Problem to solve: Lift out all lines below that contain "市级公安机关".

(A block of data)
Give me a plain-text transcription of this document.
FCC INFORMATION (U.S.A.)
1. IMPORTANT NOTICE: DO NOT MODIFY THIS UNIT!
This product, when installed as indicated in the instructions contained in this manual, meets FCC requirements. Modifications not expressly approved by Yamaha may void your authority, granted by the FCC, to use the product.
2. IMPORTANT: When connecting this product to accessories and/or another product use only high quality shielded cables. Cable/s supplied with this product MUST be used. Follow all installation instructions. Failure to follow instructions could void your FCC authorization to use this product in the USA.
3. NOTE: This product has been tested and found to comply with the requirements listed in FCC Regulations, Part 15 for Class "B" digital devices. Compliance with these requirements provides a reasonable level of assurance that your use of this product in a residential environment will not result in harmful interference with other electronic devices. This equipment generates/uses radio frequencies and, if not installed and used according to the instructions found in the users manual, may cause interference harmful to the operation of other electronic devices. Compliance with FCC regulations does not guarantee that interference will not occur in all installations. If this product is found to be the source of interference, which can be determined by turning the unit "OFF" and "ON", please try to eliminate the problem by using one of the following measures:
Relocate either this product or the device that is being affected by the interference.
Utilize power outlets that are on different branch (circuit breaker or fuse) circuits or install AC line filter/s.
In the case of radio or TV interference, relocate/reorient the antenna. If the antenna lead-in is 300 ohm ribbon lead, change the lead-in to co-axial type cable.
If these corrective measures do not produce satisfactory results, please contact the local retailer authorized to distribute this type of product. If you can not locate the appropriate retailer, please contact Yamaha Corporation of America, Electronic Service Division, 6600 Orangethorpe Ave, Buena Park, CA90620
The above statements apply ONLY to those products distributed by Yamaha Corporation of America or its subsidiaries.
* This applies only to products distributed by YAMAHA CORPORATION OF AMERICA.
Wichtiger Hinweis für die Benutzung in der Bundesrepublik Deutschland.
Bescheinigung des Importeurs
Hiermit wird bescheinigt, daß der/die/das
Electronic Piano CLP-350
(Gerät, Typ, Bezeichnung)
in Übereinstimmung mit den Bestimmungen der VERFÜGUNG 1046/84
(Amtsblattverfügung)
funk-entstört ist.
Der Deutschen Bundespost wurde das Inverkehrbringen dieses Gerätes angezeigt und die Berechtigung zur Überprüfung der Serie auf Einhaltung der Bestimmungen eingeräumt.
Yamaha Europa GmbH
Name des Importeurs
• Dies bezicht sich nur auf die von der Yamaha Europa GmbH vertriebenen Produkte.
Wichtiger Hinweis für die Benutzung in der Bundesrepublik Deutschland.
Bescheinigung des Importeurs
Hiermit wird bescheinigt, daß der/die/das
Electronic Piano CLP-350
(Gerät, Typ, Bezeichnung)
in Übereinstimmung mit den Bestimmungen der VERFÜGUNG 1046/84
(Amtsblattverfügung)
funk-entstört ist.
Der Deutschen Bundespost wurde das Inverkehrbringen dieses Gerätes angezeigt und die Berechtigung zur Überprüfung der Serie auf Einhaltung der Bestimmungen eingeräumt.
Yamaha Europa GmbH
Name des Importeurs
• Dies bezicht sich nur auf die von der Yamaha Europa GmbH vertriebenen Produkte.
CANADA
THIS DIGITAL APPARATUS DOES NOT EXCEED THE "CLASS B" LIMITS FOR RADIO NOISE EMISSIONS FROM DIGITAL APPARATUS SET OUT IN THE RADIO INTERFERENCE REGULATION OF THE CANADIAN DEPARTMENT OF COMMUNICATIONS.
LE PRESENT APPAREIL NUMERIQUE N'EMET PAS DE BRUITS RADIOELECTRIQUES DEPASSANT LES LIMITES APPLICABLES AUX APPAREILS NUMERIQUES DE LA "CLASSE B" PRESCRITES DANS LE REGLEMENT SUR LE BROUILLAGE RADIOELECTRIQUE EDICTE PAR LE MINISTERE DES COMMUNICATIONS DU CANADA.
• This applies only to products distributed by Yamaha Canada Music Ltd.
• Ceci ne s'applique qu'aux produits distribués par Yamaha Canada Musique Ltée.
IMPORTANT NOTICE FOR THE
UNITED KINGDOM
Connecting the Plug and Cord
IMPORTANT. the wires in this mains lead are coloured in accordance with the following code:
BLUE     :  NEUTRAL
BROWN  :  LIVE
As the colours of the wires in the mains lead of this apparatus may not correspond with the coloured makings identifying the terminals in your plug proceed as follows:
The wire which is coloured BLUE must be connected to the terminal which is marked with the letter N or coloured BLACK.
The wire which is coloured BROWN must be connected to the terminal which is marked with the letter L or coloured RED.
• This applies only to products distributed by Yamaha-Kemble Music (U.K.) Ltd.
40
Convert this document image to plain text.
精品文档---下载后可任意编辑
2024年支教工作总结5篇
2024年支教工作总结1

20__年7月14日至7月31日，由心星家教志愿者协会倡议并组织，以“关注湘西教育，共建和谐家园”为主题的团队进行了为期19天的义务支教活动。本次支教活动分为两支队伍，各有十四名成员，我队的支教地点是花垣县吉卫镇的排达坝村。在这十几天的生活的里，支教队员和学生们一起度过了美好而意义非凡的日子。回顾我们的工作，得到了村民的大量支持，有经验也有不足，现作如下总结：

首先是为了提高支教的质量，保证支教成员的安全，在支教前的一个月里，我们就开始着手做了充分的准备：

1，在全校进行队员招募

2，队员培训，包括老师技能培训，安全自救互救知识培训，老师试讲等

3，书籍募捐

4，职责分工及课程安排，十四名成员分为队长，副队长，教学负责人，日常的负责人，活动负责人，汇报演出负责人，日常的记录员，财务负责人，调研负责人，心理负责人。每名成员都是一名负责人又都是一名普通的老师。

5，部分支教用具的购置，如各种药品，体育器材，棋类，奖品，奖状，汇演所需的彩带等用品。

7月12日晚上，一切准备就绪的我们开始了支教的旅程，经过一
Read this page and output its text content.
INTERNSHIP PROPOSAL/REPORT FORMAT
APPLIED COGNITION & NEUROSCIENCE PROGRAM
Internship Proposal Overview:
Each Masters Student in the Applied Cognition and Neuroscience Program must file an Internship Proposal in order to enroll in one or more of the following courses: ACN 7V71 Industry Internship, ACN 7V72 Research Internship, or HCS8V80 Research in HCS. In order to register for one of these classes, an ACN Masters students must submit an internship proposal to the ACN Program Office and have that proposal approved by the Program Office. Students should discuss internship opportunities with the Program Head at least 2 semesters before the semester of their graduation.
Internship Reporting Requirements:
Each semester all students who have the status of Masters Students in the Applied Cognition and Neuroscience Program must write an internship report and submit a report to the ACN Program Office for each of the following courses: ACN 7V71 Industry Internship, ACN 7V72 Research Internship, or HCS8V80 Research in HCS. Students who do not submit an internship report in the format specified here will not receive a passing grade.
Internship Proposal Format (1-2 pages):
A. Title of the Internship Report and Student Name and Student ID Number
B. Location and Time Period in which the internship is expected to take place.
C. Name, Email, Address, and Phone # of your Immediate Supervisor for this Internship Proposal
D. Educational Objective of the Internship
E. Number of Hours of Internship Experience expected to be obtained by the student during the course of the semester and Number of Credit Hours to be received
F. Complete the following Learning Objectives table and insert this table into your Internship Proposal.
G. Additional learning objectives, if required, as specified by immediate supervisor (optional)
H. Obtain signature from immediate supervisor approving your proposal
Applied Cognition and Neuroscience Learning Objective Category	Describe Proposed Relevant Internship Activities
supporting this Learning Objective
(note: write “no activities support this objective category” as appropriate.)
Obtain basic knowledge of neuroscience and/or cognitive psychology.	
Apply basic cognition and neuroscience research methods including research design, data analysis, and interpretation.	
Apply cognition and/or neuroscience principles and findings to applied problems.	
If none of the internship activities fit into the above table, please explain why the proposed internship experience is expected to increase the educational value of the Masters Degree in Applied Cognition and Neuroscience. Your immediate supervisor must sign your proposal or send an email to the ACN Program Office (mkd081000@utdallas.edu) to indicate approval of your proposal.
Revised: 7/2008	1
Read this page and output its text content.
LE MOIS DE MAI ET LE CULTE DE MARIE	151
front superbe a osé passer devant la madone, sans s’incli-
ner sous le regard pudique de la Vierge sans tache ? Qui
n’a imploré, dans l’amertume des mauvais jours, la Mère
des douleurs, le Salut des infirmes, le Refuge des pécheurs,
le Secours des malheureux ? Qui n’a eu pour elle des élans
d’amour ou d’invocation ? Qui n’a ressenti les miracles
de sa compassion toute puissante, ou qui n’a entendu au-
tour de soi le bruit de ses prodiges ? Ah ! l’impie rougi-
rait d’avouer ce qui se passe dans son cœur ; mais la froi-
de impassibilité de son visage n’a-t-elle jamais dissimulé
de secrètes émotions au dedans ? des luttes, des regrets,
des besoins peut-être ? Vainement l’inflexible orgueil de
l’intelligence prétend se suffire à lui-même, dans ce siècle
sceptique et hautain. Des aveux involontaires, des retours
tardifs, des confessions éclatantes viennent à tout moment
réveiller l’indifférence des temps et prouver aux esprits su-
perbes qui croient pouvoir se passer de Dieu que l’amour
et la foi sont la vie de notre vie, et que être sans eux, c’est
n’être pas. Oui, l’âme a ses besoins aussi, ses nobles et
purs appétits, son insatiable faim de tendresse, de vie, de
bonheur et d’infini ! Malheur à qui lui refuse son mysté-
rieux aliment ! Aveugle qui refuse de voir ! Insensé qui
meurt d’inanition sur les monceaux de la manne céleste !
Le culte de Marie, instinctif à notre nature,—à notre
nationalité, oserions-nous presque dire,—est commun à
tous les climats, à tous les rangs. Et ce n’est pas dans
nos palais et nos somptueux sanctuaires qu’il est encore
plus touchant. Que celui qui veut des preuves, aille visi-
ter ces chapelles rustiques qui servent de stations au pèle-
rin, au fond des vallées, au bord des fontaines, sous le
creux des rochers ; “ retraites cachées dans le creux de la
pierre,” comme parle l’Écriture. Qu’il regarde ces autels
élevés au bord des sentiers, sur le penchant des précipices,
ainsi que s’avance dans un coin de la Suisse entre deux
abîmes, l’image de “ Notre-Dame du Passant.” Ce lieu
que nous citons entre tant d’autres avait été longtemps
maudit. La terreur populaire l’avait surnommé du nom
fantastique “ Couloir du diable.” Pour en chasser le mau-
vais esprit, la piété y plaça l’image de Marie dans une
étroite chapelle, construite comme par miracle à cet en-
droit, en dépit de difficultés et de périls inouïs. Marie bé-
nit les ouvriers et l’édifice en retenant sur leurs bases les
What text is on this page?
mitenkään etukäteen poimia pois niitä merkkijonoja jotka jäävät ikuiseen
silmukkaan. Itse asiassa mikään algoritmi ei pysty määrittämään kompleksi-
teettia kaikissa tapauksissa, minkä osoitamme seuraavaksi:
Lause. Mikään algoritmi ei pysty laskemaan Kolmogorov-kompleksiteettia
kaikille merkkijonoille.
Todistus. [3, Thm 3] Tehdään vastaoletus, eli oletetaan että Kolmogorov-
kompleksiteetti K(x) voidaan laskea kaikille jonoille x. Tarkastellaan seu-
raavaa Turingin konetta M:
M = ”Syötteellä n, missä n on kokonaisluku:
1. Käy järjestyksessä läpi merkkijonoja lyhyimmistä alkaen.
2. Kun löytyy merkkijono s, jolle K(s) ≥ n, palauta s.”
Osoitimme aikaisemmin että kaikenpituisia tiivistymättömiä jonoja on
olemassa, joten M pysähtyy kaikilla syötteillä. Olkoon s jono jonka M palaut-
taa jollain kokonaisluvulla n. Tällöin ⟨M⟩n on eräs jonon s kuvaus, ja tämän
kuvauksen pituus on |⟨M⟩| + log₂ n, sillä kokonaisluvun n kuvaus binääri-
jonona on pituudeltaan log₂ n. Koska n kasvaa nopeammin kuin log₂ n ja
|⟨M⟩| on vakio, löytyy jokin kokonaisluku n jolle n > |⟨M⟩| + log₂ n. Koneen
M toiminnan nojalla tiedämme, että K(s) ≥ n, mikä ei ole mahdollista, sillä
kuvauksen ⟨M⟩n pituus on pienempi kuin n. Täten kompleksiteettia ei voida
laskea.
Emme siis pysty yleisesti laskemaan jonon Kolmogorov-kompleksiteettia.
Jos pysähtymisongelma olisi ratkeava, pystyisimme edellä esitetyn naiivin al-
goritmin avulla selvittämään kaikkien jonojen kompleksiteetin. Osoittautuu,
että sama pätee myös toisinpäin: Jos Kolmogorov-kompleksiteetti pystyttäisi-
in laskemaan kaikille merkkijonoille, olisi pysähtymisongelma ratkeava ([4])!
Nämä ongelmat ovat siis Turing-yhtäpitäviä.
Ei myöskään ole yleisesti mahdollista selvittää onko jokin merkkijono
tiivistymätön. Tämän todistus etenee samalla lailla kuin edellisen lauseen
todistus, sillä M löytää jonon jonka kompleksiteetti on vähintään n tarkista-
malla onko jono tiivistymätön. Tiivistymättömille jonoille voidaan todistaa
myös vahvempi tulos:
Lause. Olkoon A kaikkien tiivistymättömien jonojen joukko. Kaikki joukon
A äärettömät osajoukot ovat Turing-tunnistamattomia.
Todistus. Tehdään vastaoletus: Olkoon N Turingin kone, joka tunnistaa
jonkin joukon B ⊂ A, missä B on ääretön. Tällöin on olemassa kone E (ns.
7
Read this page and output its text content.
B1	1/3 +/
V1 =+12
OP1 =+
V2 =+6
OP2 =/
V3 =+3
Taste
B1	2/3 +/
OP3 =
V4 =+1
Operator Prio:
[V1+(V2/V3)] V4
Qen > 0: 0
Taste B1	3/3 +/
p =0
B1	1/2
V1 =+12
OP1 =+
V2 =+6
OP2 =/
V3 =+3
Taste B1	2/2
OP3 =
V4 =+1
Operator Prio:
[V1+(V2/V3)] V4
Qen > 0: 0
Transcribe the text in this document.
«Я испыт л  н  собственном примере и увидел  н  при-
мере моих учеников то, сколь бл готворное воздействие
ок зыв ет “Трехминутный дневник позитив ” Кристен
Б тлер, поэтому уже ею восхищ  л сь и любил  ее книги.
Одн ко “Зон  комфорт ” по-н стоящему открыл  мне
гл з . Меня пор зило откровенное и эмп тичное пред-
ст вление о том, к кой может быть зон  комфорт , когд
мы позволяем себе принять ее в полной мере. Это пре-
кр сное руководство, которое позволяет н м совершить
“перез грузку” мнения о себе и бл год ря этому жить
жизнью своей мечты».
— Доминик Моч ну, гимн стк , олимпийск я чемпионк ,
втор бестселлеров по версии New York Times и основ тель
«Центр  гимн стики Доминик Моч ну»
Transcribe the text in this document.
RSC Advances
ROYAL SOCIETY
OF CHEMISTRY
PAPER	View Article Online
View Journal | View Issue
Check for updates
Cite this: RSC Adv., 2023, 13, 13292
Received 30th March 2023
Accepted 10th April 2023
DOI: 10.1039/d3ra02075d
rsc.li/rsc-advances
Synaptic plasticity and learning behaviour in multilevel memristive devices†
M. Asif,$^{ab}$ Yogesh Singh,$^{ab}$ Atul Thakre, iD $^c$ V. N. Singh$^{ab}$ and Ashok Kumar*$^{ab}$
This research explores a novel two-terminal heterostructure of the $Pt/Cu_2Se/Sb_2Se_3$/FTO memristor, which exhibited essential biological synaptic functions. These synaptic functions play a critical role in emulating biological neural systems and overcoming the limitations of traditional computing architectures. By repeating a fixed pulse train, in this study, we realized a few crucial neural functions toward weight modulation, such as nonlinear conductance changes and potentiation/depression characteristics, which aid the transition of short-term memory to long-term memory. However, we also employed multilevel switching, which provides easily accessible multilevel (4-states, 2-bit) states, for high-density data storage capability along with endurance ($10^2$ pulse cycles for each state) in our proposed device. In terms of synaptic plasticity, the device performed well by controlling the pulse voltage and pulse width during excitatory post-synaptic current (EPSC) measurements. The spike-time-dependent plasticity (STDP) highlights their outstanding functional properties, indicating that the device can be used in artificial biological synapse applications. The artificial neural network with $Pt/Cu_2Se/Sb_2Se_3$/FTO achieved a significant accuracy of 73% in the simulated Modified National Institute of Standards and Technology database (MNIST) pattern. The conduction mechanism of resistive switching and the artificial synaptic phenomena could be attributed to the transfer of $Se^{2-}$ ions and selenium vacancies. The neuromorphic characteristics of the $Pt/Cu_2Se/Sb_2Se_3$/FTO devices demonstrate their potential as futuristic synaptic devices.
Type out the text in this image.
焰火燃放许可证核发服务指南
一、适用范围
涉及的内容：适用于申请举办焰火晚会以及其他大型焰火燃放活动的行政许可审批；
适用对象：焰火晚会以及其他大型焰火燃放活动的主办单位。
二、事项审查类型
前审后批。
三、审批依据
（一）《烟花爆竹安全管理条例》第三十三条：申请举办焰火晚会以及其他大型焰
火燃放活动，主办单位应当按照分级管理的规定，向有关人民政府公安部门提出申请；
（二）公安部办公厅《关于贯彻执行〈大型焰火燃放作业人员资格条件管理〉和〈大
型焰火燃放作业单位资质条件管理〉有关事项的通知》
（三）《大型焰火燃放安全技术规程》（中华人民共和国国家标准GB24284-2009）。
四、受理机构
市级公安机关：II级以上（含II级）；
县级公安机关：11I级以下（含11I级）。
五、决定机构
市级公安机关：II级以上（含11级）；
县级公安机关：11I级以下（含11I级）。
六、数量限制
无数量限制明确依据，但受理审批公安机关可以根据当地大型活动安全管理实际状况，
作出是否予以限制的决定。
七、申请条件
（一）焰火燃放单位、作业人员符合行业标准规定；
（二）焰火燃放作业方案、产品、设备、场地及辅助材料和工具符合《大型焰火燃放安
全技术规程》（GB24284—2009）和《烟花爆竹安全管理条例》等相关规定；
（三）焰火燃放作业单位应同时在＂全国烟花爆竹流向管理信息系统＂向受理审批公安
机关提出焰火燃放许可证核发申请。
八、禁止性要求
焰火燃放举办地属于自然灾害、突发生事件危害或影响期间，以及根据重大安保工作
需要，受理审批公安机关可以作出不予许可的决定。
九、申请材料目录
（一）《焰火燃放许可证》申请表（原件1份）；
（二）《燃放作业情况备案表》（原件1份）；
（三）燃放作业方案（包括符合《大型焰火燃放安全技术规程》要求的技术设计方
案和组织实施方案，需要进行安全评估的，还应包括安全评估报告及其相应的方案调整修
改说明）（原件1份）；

Task response:
市级公安机关：II级以上（含II级）；
市级公安机关：II级以上（含11级）；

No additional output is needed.